## Begin

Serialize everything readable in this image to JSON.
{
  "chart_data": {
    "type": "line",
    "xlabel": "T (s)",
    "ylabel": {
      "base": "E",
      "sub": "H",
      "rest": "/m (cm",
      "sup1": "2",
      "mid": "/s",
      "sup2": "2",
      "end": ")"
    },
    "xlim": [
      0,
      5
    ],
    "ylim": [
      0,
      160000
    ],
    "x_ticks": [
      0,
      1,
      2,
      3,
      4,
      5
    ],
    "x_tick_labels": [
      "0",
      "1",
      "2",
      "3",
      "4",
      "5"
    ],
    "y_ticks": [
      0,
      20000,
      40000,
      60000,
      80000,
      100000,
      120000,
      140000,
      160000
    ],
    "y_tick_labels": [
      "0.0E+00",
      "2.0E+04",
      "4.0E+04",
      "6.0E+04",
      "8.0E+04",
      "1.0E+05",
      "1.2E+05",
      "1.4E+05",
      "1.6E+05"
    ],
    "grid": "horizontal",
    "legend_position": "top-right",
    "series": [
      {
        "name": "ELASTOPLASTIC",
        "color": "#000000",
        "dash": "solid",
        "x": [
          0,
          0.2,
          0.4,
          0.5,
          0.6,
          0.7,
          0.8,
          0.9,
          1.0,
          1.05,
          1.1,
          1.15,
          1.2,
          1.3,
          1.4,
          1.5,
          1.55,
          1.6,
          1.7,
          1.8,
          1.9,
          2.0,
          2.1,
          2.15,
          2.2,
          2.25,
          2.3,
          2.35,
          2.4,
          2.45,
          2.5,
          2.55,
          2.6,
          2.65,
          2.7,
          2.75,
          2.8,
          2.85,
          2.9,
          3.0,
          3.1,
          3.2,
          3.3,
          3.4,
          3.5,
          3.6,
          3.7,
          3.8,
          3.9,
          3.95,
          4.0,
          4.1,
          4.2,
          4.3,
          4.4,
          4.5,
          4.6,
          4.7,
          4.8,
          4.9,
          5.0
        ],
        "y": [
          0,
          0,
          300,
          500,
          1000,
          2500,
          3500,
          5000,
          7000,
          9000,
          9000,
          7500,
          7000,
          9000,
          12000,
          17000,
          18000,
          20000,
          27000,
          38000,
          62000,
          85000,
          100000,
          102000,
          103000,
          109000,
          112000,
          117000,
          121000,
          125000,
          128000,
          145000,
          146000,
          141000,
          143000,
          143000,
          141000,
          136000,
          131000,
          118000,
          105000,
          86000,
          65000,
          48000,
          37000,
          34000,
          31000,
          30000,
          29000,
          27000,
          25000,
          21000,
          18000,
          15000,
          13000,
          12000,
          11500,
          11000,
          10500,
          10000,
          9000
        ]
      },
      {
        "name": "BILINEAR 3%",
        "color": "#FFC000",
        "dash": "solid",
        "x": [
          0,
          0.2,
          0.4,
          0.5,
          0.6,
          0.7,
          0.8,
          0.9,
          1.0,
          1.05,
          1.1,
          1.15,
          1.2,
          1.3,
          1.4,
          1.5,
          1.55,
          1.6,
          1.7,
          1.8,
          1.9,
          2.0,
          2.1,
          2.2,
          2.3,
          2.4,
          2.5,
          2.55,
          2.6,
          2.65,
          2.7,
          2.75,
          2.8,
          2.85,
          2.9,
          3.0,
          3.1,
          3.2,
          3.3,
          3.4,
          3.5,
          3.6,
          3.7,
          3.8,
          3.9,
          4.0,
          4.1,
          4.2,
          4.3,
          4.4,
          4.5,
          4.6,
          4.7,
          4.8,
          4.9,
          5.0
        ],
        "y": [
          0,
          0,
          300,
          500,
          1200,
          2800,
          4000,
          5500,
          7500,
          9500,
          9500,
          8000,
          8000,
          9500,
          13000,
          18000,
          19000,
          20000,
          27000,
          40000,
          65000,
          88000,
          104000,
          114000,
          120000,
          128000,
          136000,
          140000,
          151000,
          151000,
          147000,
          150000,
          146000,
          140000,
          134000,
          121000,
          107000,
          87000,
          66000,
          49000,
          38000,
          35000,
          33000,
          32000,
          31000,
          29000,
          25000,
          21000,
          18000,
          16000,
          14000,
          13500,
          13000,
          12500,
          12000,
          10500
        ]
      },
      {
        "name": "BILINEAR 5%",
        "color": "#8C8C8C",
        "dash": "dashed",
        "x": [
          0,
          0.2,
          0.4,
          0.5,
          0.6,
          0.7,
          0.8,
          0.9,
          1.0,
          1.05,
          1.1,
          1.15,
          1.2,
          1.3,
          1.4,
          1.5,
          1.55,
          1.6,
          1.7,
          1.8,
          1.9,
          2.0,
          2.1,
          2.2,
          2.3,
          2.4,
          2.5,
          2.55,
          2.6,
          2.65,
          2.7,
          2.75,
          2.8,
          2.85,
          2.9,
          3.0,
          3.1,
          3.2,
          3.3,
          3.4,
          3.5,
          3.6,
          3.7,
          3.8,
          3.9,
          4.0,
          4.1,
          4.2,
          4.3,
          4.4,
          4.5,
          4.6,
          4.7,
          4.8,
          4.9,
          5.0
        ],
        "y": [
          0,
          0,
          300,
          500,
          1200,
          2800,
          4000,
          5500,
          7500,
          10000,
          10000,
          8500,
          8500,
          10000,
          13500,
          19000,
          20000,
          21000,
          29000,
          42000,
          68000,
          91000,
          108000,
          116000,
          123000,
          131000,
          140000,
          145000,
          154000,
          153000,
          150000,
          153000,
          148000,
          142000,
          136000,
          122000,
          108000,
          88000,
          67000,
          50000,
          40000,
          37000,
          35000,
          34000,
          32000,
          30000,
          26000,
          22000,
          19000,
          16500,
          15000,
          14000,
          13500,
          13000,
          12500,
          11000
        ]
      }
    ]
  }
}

## End

Written exercise: Using the entries above, find all lines with "color". Copy them.

Answer for the task:
        "color": "#000000",
        "color": "#FFC000",
        "color": "#8C8C8C",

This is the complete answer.